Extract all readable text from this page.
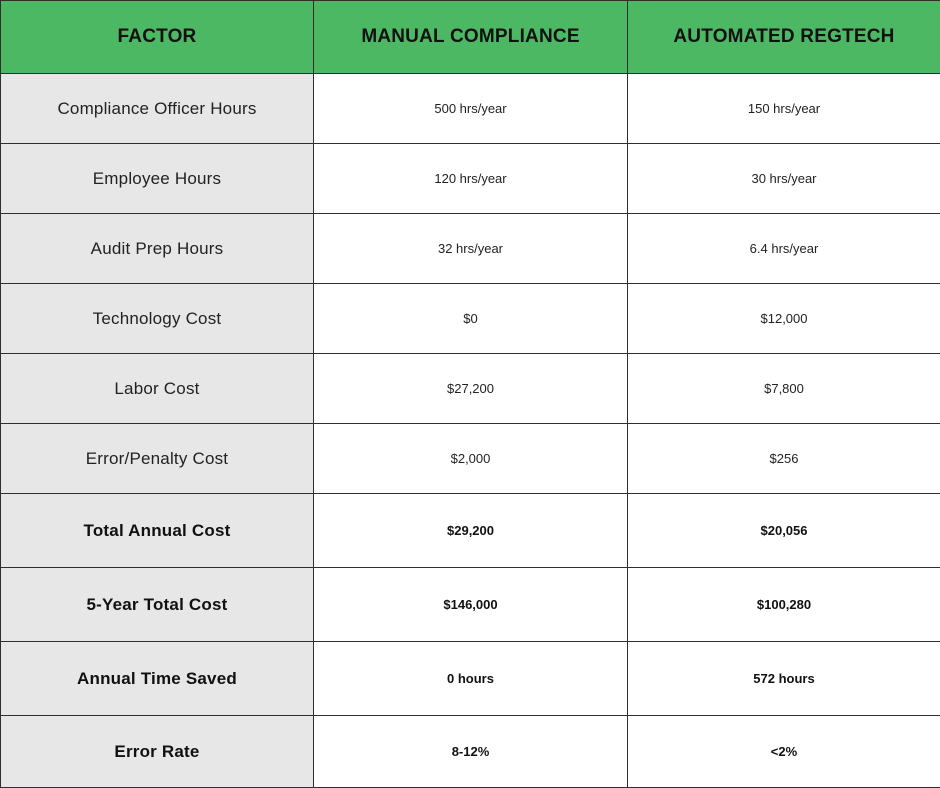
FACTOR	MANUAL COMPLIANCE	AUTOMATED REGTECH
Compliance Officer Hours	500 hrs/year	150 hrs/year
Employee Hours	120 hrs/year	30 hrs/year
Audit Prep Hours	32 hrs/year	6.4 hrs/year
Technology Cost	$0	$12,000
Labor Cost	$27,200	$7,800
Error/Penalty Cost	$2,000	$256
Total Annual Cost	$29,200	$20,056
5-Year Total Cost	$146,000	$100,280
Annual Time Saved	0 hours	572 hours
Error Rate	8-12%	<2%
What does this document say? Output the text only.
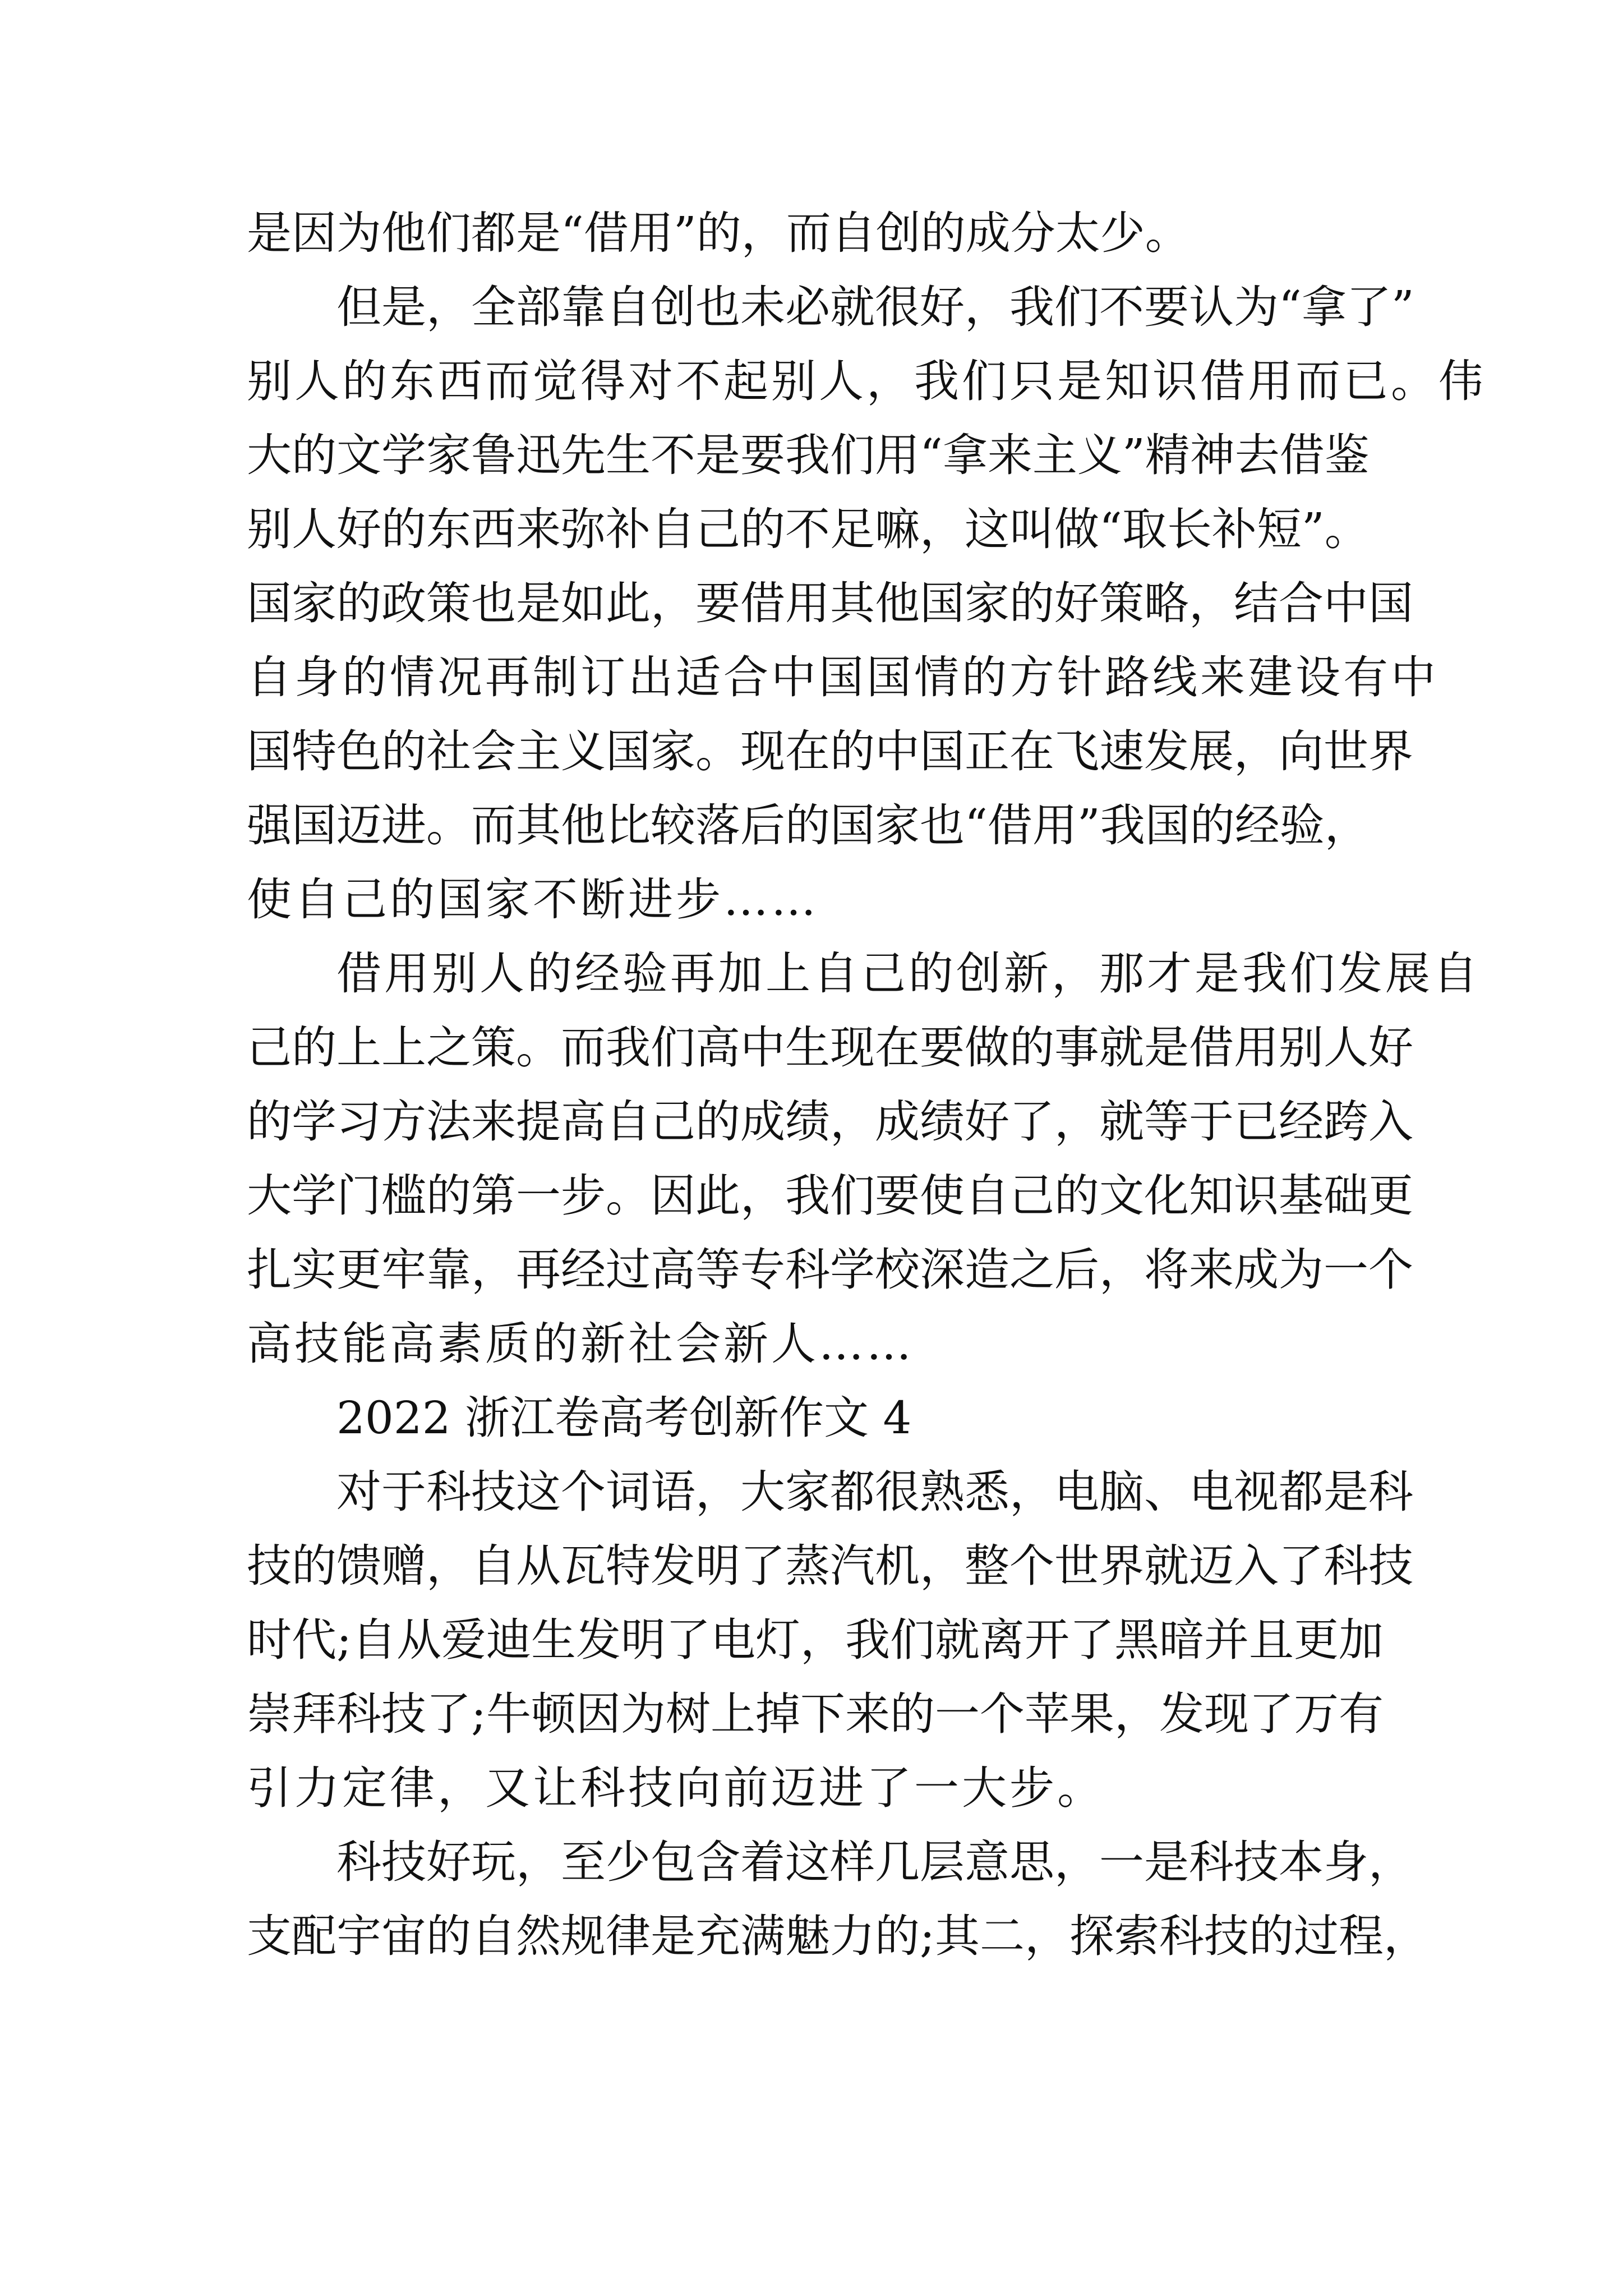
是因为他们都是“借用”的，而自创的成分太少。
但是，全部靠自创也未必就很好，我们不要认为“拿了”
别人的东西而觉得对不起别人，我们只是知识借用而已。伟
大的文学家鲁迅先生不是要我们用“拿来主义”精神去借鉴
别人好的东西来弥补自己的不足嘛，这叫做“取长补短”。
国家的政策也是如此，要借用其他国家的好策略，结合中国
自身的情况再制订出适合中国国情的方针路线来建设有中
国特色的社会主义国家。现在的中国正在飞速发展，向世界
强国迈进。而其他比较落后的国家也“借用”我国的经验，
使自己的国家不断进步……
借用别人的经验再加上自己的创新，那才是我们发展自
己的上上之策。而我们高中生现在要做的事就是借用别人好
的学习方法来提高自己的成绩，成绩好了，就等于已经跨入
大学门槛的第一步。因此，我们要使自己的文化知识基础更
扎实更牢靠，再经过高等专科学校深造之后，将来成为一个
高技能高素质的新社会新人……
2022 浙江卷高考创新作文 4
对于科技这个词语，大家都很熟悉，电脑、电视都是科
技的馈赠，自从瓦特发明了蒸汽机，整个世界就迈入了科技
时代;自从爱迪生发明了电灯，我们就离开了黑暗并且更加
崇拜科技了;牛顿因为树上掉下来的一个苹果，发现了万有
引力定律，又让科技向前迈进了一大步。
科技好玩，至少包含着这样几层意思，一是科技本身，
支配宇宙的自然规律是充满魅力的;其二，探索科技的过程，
_____
**Do this:** List each line of the entries that holds the string "Error".

**Exercise output:**
Error/Penalty Cost	$2,000	$256
Error Rate	8-12%	<2%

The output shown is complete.